* TASK
Go through the material and pull out every line with the string "hitting" in it.

* DATA FOR THIS TASK
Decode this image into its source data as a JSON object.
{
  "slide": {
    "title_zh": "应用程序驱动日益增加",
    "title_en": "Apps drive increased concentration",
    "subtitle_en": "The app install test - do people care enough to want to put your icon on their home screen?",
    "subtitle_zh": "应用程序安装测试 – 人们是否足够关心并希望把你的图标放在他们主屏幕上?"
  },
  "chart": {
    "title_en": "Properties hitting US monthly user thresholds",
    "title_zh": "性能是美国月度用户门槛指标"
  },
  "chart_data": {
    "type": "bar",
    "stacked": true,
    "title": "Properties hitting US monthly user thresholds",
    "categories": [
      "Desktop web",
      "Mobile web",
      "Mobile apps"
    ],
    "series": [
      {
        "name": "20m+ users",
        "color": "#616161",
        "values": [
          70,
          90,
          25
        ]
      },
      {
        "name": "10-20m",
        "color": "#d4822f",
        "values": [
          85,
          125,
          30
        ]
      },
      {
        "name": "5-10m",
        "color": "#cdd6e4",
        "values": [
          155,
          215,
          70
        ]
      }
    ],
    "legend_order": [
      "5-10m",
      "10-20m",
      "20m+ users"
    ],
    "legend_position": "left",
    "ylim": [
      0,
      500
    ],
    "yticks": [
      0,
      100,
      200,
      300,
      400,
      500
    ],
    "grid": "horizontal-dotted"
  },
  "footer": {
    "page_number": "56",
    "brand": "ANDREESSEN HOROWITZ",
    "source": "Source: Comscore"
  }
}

* COMPLETED EXERCISE
    "title_en": "Properties hitting US monthly user thresholds",
    "title": "Properties hitting US monthly user thresholds",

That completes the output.